What you should do = Return each line of the material verbatim.

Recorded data

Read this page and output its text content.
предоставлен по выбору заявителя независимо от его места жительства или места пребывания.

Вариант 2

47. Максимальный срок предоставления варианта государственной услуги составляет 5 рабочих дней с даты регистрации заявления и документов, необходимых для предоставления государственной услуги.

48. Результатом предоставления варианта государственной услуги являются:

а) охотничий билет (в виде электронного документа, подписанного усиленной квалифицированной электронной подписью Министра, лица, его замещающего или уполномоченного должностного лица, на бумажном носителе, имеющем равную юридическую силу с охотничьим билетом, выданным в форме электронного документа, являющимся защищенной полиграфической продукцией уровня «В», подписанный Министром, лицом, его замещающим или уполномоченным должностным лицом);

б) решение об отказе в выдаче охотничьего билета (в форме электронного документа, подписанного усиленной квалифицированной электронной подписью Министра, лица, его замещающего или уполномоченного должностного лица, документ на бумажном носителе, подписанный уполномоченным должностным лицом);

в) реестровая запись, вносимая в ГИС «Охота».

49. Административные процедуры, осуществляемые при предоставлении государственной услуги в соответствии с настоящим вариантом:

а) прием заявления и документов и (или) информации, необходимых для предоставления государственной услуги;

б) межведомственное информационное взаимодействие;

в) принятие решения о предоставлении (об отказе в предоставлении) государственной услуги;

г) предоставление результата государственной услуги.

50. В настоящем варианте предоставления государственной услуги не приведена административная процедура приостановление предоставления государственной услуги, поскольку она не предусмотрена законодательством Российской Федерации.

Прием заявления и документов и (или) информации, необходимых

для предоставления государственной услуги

Exercise solution =
Read this page and output its text content.
предоставлен по выбору заявителя независимо от его места жительства или места пребывания.

Вариант 2

47. Максимальный срок предоставления варианта государственной услуги составляет 5 рабочих дней с даты регистрации заявления и документов, необходимых для предоставления государственной услуги.

48. Результатом предоставления варианта государственной услуги являются:

а) охотничий билет (в виде электронного документа, подписанного усиленной квалифицированной электронной подписью Министра, лица, его замещающего или уполномоченного должностного лица, на бумажном носителе, имеющем равную юридическую силу с охотничьим билетом, выданным в форме электронного документа, являющимся защищенной полиграфической продукцией уровня «В», подписанный Министром, лицом, его замещающим или уполномоченным должностным лицом);

б) решение об отказе в выдаче охотничьего билета (в форме электронного документа, подписанного усиленной квалифицированной электронной подписью Министра, лица, его замещающего или уполномоченного должностного лица, документ на бумажном носителе, подписанный уполномоченным должностным лицом);

в) реестровая запись, вносимая в ГИС «Охота».

49. Административные процедуры, осуществляемые при предоставлении государственной услуги в соответствии с настоящим вариантом:

а) прием заявления и документов и (или) информации, необходимых для предоставления государственной услуги;

б) межведомственное информационное взаимодействие;

в) принятие решения о предоставлении (об отказе в предоставлении) государственной услуги;

г) предоставление результата государственной услуги.

50. В настоящем варианте предоставления государственной услуги не приведена административная процедура приостановление предоставления государственной услуги, поскольку она не предусмотрена законодательством Российской Федерации.

Прием заявления и документов и (или) информации, необходимых

для предоставления государственной услуги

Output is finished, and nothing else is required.